** BEGIN Dataset extract **

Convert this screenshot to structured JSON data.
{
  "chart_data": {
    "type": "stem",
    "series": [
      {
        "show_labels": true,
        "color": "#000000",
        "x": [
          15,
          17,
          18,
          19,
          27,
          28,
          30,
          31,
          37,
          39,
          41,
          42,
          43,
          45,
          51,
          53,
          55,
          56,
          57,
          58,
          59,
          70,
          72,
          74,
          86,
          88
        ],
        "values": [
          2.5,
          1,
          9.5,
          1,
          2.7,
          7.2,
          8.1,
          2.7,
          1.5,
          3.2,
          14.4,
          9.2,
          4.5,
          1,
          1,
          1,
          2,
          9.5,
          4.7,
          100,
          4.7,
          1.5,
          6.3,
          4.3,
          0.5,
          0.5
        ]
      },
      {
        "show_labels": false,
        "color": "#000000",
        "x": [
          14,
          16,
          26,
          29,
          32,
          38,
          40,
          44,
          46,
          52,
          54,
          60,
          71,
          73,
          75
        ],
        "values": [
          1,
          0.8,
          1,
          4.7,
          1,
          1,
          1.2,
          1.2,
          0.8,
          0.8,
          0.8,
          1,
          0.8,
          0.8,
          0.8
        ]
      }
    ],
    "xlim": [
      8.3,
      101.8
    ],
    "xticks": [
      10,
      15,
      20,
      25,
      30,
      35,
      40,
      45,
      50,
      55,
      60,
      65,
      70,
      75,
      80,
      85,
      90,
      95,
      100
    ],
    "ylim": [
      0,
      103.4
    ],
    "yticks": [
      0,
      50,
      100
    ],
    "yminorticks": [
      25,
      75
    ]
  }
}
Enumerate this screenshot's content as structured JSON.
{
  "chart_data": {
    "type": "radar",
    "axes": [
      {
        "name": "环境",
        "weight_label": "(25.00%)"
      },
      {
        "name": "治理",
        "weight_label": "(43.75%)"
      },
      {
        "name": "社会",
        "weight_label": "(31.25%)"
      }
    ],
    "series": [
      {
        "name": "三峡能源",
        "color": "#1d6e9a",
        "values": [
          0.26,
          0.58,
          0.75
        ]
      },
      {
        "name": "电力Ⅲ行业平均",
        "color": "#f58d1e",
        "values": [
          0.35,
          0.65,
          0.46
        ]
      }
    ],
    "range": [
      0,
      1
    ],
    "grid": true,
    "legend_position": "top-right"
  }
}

** END Dataset extract **

§ **Exercise**:
Each line of the material above either contains the word "this" or does not; state how many do, and nothing else.

§ **Exercise answer**:
2